GIVEN INSTRUCTION:
Lay out the lines from the one containing "radio-button[interactable] (612, 319, 626, 332)" through the one containing "question-number: 1. (70, 287, 81, 299)", inclusive, as a numbered list with blank lines omitted.

* Start MATERIAL *

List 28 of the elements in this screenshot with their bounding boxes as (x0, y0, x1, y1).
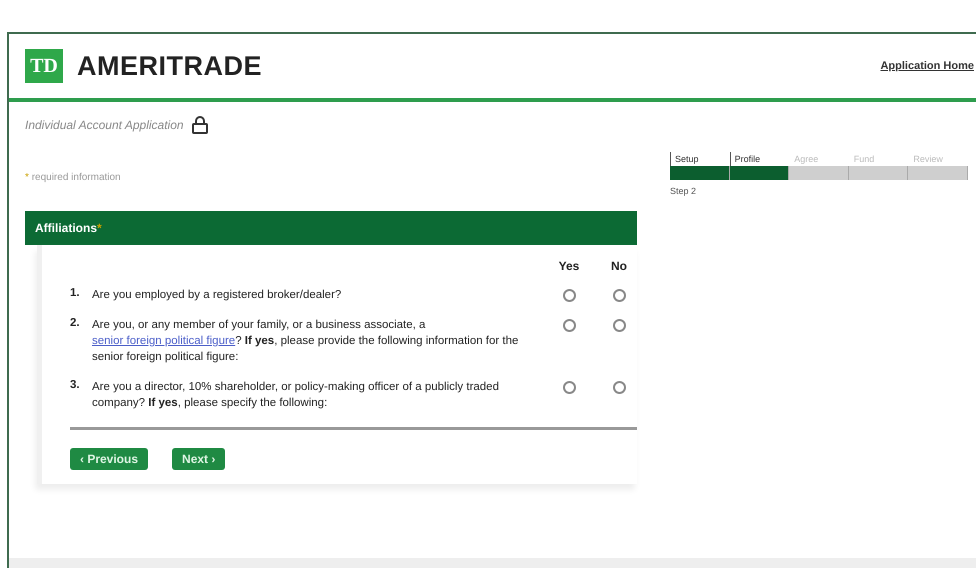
radio-button[interactable] (612, 319, 626, 332)
question-text: Are you a director, 10% shareholder, or policy-making officer of a publicly traded company? If yes, please specify the following: (92, 380, 500, 411)
definition-link[interactable]: senior foreign political figure (92, 335, 236, 347)
question-number: 2. (70, 317, 81, 329)
previous-button[interactable]: ‹ Previous (70, 448, 148, 470)
radio-button[interactable] (562, 289, 576, 302)
radio-button[interactable] (562, 381, 576, 394)
radio-button[interactable] (562, 319, 576, 332)
step-label: Review (912, 153, 944, 166)
question-text: Are you employed by a registered broker/dealer? (92, 288, 342, 303)
question-number: 1. (70, 287, 81, 299)
radio-button[interactable] (612, 289, 626, 302)
logo-mark: TD (25, 49, 63, 83)
question-number: 3. (70, 379, 81, 391)
step-caption: Step 2 (670, 186, 698, 196)
section-header: Affiliations* (25, 211, 637, 245)
question-text: Are you, or any member of your family, or a business associate, a senior foreign political figure? If yes, please provide the following information for the senior foreign political figure: (92, 318, 520, 365)
application-home-link[interactable]: Application Home (880, 60, 974, 72)
page-title: Individual Account Application (25, 118, 184, 132)
padlock-icon (192, 116, 208, 134)
step-label: Agree (793, 153, 820, 166)
radio-button[interactable] (612, 381, 626, 394)
column-header: Yes (558, 259, 580, 273)
required-note: * required information (25, 172, 122, 183)
logo-text: AMERITRADE (77, 50, 262, 82)
column-header: No (610, 259, 628, 273)
step-label: Fund (852, 153, 876, 166)
next-button[interactable]: Next › (172, 448, 226, 470)
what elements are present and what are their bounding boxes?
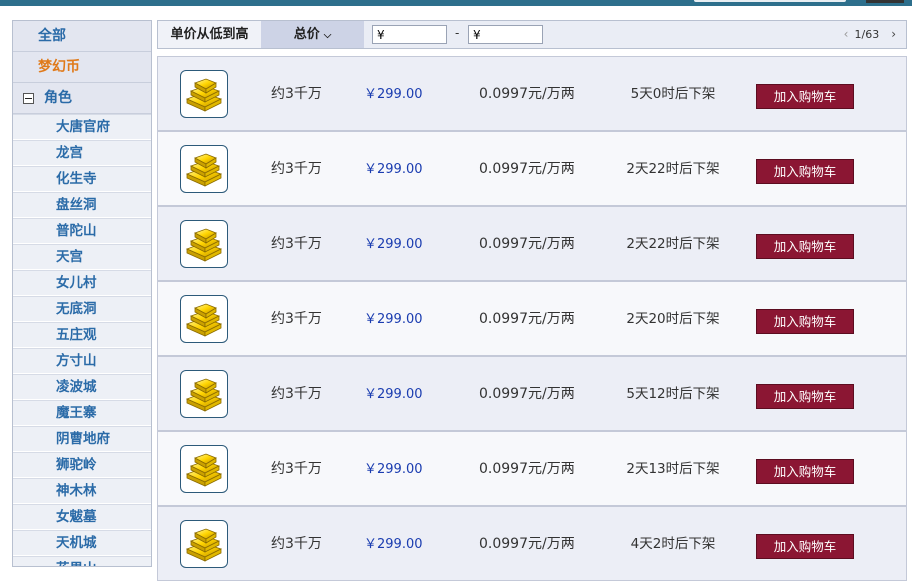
listing-price: ￥299.00	[364, 537, 423, 552]
listing-time-left: 5天0时后下架	[630, 86, 716, 102]
listing-row: 约3千万 ￥299.00 0.0997元/万两 2天22时后下架 加入购物车	[157, 206, 907, 281]
listing-quantity: 约3千万	[271, 386, 322, 402]
listing-price: ￥299.00	[364, 237, 423, 252]
sidebar-item-school[interactable]: 凌波城	[13, 374, 151, 400]
gold-bars-icon[interactable]	[180, 220, 228, 268]
listing-unit-price: 0.0997元/万两	[479, 461, 575, 477]
listing-price: ￥299.00	[364, 462, 423, 477]
listing-unit-price: 0.0997元/万两	[479, 536, 575, 552]
listing-list: 约3千万 ￥299.00 0.0997元/万两 5天0时后下架 加入购物车 约3千万 ￥29…	[157, 56, 907, 581]
listing-unit-price: 0.0997元/万两	[479, 236, 575, 252]
pager: ‹ 1/63 ›	[838, 21, 896, 48]
top-bar	[0, 0, 912, 6]
add-to-cart-button[interactable]: 加入购物车	[756, 84, 854, 109]
listing-unit-price: 0.0997元/万两	[479, 386, 575, 402]
listing-quantity: 约3千万	[271, 461, 322, 477]
sidebar-group-label: 角色	[44, 90, 72, 106]
listing-price: ￥299.00	[364, 162, 423, 177]
listing-quantity: 约3千万	[271, 311, 322, 327]
listing-time-left: 2天22时后下架	[626, 236, 720, 252]
listing-time-left: 2天22时后下架	[626, 161, 720, 177]
sidebar-item-school[interactable]: 花果山	[13, 556, 151, 566]
listing-quantity: 约3千万	[271, 236, 322, 252]
search-box[interactable]	[694, 0, 846, 2]
listing-row: 约3千万 ￥299.00 0.0997元/万两 2天13时后下架 加入购物车	[157, 431, 907, 506]
add-to-cart-button[interactable]: 加入购物车	[756, 159, 854, 184]
listing-row: 约3千万 ￥299.00 0.0997元/万两 2天22时后下架 加入购物车	[157, 131, 907, 206]
sidebar-item-school[interactable]: 魔王寨	[13, 400, 151, 426]
minus-icon[interactable]	[23, 92, 34, 104]
listing-time-left: 2天13时后下架	[626, 461, 720, 477]
gold-bars-icon[interactable]	[180, 520, 228, 568]
listing-quantity: 约3千万	[271, 536, 322, 552]
listing-time-left: 5天12时后下架	[626, 386, 720, 402]
sidebar-item-school[interactable]: 方寸山	[13, 348, 151, 374]
filter-bar: 单价从低到高 总价⌵ - ‹ 1/63 ›	[157, 20, 907, 49]
page-indicator: 1/63	[854, 28, 880, 41]
gold-bars-icon[interactable]	[180, 70, 228, 118]
gold-bars-icon[interactable]	[180, 370, 228, 418]
sort-unit-price-tab[interactable]: 单价从低到高	[158, 21, 261, 48]
sidebar-item-school[interactable]: 狮驼岭	[13, 452, 151, 478]
listing-row: 约3千万 ￥299.00 0.0997元/万两 4天2时后下架 加入购物车	[157, 506, 907, 581]
sidebar-item-school[interactable]: 神木林	[13, 478, 151, 504]
listing-quantity: 约3千万	[271, 161, 322, 177]
price-range-dash: -	[455, 26, 460, 40]
gold-bars-icon[interactable]	[180, 145, 228, 193]
sidebar-item-currency[interactable]: 梦幻币	[13, 52, 151, 83]
listing-unit-price: 0.0997元/万两	[479, 86, 575, 102]
listing-time-left: 2天20时后下架	[626, 311, 720, 327]
chevron-left-icon[interactable]: ‹	[844, 27, 849, 41]
listing-time-left: 4天2时后下架	[630, 536, 716, 552]
chevron-right-icon[interactable]: ›	[891, 27, 896, 41]
search-button[interactable]	[866, 0, 904, 3]
gold-bars-icon[interactable]	[180, 445, 228, 493]
gold-bars-icon[interactable]	[180, 295, 228, 343]
listing-row: 约3千万 ￥299.00 0.0997元/万两 5天0时后下架 加入购物车	[157, 56, 907, 131]
sidebar-item-school[interactable]: 普陀山	[13, 218, 151, 244]
listing-unit-price: 0.0997元/万两	[479, 161, 575, 177]
sidebar-item-school[interactable]: 女儿村	[13, 270, 151, 296]
add-to-cart-button[interactable]: 加入购物车	[756, 309, 854, 334]
sidebar-item-school[interactable]: 女魃墓	[13, 504, 151, 530]
listing-price: ￥299.00	[364, 387, 423, 402]
listing-unit-price: 0.0997元/万两	[479, 311, 575, 327]
sidebar-item-list: 大唐官府 龙宫 化生寺 盘丝洞 普陀山 天宫 女儿村 无底洞 五庄观 方寸山 凌波城 魔王寨 阴曹地府狮…	[13, 114, 151, 566]
sidebar-item-school[interactable]: 无底洞	[13, 296, 151, 322]
sidebar-item-school[interactable]: 天机城	[13, 530, 151, 556]
add-to-cart-button[interactable]: 加入购物车	[756, 459, 854, 484]
sidebar-item-school[interactable]: 龙宫	[13, 140, 151, 166]
sidebar-item-school[interactable]: 天宫	[13, 244, 151, 270]
listing-row: 约3千万 ￥299.00 0.0997元/万两 5天12时后下架 加入购物车	[157, 356, 907, 431]
sort-total-price-tab[interactable]: 总价 ⌵	[261, 21, 364, 48]
listing-row: 约3千万 ￥299.00 0.0997元/万两 2天20时后下架 加入购物车	[157, 281, 907, 356]
add-to-cart-button[interactable]: 加入购物车	[756, 234, 854, 259]
add-to-cart-button[interactable]: 加入购物车	[756, 384, 854, 409]
sidebar-item-school[interactable]: 盘丝洞	[13, 192, 151, 218]
sidebar-item-all[interactable]: 全部	[13, 21, 151, 52]
sidebar-item-school[interactable]: 阴曹地府	[13, 426, 151, 452]
sidebar-item-school[interactable]: 五庄观	[13, 322, 151, 348]
add-to-cart-button[interactable]: 加入购物车	[756, 534, 854, 559]
listing-price: ￥299.00	[364, 312, 423, 327]
listing-price: ￥299.00	[364, 87, 423, 102]
max-price-input[interactable]	[468, 25, 543, 44]
category-sidebar: 全部 梦幻币 角色 大唐官府 龙宫 化生寺 盘丝洞 普陀山 天宫 女儿村 无底洞 五庄观 方寸山凌…	[12, 20, 152, 567]
sidebar-item-school[interactable]: 化生寺	[13, 166, 151, 192]
sidebar-item-school[interactable]: 大唐官府	[13, 114, 151, 140]
sidebar-group-role[interactable]: 角色	[13, 83, 151, 114]
sort-total-label: 总价	[293, 27, 320, 42]
chevron-down-icon: ⌵	[323, 30, 332, 41]
min-price-input[interactable]	[372, 25, 447, 44]
listing-quantity: 约3千万	[271, 86, 322, 102]
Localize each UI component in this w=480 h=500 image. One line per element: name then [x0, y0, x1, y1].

* End MATERIAL *

FINISHED ANSWER:
1. radio-button[interactable] (612, 319, 626, 332)
2. question-text: Are you a director, 10% shareholder, or policy-making officer of a publicly traded company? If yes, please specify the following: (92, 380, 500, 411)
3. definition-link[interactable]: senior foreign political figure (92, 335, 236, 347)
4. question-number: 2. (70, 317, 81, 329)
5. previous-button[interactable]: ‹ Previous (70, 448, 148, 470)
6. radio-button[interactable] (562, 289, 576, 302)
7. radio-button[interactable] (562, 381, 576, 394)
8. radio-button[interactable] (562, 319, 576, 332)
9. step-label: Review (912, 153, 944, 166)
10. question-text: Are you employed by a registered broker/dealer? (92, 288, 342, 303)
11. question-number: 1. (70, 287, 81, 299)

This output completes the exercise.